— GOAL OF THE EXERCISE —
Pick out all lines in the listing holding the string "title" and copy them.

::: INFORMATION GIVEN :::

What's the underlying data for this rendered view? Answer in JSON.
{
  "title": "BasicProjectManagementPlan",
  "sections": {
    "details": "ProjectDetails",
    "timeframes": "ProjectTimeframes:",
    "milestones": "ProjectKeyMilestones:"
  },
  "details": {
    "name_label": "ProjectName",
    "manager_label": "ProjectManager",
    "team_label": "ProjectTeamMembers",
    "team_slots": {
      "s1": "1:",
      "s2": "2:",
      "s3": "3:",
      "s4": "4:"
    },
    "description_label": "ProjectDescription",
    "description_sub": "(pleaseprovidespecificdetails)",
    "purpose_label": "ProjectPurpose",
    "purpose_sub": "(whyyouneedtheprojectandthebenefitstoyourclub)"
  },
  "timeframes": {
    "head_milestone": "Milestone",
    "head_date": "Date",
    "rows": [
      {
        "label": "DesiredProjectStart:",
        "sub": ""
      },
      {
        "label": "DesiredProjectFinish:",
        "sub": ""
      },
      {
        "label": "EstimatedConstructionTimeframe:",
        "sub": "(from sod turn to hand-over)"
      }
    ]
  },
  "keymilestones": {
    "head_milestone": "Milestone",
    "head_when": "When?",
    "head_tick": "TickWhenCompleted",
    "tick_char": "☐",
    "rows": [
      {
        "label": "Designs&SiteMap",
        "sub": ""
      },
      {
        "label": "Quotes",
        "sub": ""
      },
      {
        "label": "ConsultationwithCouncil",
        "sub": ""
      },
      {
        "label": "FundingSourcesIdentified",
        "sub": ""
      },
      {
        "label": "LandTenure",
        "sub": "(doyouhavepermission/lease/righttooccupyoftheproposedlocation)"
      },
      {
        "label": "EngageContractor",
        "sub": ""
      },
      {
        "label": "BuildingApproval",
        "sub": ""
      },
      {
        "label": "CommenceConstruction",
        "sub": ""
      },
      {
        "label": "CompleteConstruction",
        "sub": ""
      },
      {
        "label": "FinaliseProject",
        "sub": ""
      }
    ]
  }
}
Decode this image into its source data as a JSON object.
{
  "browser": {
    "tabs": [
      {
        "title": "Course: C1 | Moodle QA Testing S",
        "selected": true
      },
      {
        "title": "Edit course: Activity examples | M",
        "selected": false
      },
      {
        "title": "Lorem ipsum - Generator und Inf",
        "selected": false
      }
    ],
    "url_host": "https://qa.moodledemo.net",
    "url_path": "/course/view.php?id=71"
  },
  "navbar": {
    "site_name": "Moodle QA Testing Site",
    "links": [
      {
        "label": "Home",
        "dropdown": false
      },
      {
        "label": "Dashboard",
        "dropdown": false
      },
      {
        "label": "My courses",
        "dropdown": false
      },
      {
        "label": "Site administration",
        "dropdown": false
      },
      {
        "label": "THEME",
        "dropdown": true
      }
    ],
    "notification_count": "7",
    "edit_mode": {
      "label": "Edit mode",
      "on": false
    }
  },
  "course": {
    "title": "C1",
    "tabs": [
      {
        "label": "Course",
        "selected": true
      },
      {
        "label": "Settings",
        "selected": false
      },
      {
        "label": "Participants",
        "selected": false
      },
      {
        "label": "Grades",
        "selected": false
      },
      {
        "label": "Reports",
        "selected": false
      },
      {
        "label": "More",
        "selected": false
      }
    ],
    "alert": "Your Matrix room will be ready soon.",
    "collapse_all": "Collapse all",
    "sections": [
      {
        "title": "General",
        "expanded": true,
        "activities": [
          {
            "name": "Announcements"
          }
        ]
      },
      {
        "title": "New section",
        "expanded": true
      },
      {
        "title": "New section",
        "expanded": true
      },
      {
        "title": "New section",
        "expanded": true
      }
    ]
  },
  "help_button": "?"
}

:::

— THE ANSWER —
  "title": "BasicProjectManagementPlan",
        "title": "Course: C1 | Moodle QA Testing S",
        "title": "Edit course: Activity examples | M",
        "title": "Lorem ipsum - Generator und Inf",
    "title": "C1",
        "title": "General",
        "title": "New section",
        "title": "New section",
        "title": "New section",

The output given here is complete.